>> BEGIN

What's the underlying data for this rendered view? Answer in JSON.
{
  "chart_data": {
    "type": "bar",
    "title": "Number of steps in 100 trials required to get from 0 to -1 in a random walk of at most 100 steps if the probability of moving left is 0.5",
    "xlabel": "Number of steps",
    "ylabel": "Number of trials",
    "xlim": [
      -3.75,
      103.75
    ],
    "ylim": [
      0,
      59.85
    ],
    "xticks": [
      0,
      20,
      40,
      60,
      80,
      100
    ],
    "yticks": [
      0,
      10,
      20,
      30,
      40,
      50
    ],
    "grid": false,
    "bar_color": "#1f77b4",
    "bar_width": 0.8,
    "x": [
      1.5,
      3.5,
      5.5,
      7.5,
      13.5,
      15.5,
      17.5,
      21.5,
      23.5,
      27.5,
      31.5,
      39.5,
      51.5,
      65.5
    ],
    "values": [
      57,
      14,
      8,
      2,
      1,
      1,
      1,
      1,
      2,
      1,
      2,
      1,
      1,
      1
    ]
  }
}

>> END
>> BEGIN

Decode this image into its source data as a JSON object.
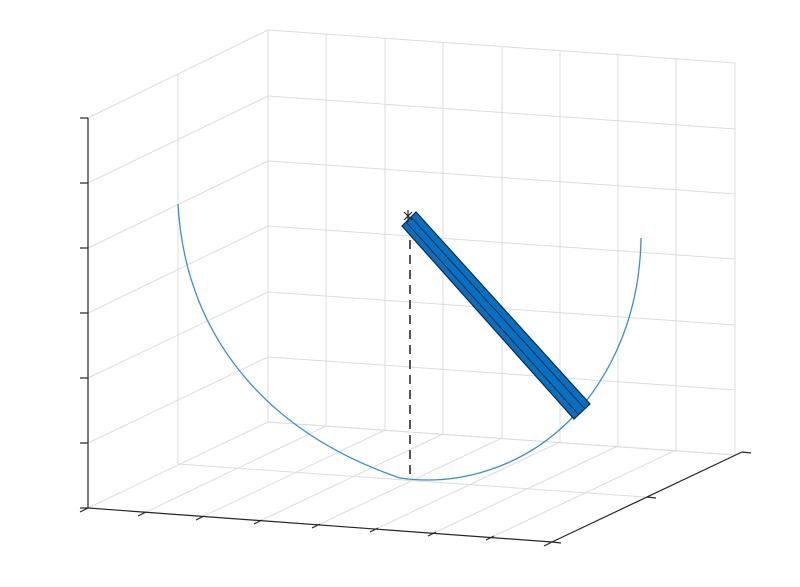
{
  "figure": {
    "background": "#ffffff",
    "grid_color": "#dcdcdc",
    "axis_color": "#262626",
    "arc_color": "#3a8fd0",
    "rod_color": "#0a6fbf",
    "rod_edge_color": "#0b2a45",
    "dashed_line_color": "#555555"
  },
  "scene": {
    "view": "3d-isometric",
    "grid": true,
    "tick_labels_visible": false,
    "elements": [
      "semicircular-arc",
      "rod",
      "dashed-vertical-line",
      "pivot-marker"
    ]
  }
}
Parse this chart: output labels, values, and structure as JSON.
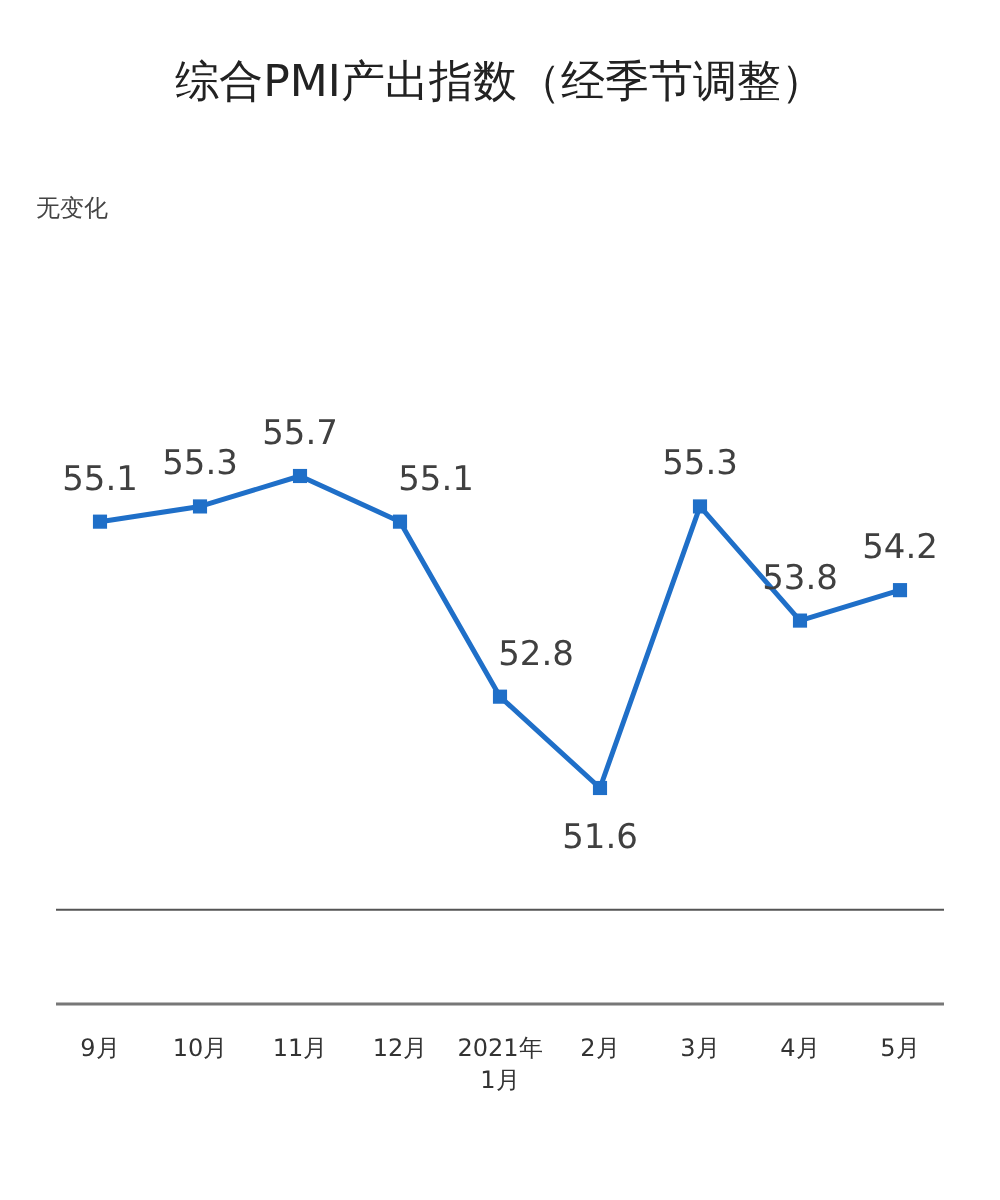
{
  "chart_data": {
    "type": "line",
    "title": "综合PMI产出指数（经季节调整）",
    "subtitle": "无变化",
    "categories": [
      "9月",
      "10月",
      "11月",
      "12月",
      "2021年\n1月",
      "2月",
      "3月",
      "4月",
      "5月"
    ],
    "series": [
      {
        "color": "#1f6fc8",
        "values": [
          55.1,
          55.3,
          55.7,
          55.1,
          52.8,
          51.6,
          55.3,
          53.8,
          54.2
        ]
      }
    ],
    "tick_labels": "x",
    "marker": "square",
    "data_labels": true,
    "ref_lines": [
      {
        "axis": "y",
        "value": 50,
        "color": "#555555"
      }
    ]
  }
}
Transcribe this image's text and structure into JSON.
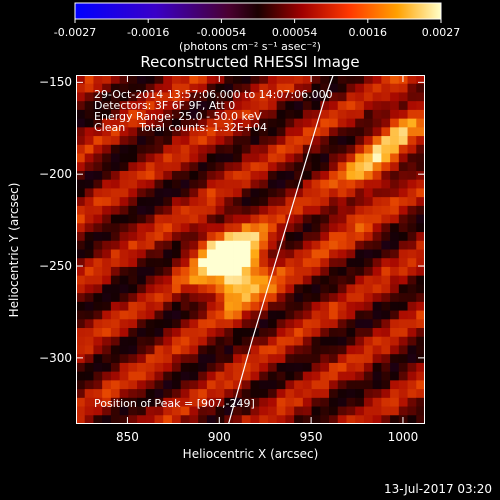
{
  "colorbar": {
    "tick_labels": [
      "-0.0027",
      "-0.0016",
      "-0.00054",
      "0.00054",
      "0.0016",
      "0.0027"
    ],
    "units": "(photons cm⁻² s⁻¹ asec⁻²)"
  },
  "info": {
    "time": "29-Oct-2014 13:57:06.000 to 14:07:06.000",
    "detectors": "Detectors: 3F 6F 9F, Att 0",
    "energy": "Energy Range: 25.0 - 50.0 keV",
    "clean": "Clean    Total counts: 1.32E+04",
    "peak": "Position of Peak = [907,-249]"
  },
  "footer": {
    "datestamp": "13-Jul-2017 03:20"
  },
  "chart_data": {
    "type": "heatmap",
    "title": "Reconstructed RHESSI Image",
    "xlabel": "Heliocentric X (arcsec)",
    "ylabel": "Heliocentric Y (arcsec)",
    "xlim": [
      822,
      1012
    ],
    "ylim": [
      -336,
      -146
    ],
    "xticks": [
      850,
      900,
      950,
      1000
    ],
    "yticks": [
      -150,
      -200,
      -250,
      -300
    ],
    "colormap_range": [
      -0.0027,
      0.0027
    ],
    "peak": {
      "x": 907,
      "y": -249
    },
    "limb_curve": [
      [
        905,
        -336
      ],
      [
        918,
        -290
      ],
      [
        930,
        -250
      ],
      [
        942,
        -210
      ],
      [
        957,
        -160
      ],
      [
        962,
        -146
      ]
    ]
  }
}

>> END

Do this
State the count of lines holding the string "Number" in the listing above, and nothing else.

Solution for this task
3